── Entries

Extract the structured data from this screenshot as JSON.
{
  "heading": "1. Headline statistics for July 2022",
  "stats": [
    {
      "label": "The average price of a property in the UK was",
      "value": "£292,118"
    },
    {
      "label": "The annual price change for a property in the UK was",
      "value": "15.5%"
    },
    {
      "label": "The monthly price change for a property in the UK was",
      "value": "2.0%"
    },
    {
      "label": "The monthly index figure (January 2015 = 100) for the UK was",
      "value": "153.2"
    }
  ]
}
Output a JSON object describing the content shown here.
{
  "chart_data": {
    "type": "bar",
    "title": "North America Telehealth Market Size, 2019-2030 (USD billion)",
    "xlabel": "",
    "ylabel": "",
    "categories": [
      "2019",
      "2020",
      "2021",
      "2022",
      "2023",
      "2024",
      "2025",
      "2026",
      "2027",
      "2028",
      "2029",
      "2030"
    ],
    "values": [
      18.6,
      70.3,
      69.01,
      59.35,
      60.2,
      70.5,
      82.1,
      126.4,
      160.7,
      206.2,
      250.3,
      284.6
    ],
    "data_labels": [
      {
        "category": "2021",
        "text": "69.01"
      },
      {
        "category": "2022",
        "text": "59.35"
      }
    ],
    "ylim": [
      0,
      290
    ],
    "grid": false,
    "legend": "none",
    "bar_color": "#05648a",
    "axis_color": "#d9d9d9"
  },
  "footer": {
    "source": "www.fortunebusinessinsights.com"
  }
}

────
── Entries

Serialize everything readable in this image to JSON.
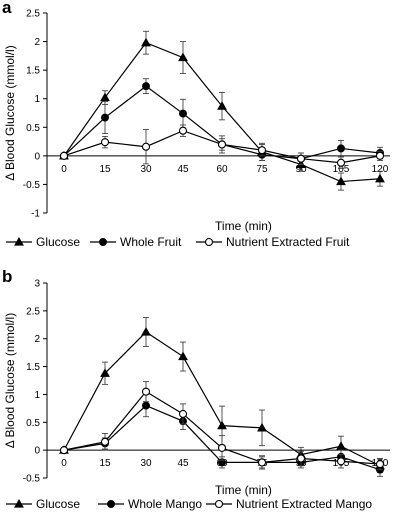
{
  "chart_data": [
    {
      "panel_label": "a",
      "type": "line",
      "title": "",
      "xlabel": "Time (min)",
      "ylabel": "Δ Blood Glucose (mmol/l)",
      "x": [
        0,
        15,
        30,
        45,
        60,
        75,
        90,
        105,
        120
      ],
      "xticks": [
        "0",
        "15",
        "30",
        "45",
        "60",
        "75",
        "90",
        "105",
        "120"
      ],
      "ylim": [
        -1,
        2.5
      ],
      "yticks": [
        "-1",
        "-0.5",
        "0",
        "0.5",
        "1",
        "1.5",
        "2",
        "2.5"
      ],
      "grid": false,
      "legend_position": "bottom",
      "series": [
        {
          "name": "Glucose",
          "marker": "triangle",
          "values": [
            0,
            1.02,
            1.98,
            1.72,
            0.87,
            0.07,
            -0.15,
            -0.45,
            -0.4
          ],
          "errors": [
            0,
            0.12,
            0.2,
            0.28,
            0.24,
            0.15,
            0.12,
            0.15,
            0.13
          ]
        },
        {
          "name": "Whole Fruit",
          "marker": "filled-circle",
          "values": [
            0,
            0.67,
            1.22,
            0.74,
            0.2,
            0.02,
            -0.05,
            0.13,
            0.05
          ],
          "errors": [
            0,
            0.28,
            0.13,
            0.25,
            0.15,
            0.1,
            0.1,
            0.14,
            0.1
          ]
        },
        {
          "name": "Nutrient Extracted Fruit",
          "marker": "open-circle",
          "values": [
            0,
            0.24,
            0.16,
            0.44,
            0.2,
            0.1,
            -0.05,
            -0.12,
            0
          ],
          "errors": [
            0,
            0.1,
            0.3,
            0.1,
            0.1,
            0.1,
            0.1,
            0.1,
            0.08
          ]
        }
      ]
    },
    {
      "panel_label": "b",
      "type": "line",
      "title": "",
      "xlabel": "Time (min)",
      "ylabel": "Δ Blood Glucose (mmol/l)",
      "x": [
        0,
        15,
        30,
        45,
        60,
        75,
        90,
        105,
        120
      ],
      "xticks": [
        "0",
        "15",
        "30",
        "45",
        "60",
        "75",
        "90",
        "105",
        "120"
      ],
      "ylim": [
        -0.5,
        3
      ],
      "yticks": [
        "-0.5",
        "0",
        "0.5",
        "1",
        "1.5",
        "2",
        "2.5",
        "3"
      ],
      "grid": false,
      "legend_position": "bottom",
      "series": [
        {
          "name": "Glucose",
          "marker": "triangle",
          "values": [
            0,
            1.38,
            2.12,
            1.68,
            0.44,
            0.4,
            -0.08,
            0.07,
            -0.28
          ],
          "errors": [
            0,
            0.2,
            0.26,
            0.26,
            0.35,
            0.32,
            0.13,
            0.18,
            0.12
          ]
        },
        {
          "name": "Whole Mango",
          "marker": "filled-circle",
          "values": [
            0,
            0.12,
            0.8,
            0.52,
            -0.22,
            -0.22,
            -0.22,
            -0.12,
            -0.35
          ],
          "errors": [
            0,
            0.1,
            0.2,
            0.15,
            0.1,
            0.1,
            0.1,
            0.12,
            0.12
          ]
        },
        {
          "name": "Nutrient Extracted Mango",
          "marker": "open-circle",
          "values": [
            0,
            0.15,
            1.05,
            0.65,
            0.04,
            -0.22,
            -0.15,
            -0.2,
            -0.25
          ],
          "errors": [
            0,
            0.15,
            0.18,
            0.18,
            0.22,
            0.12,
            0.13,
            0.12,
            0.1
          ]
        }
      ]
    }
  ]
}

────

## Written exercise
Work out the number of lines in this listing that include the word "price". Reply with that number only.

## Complete output
3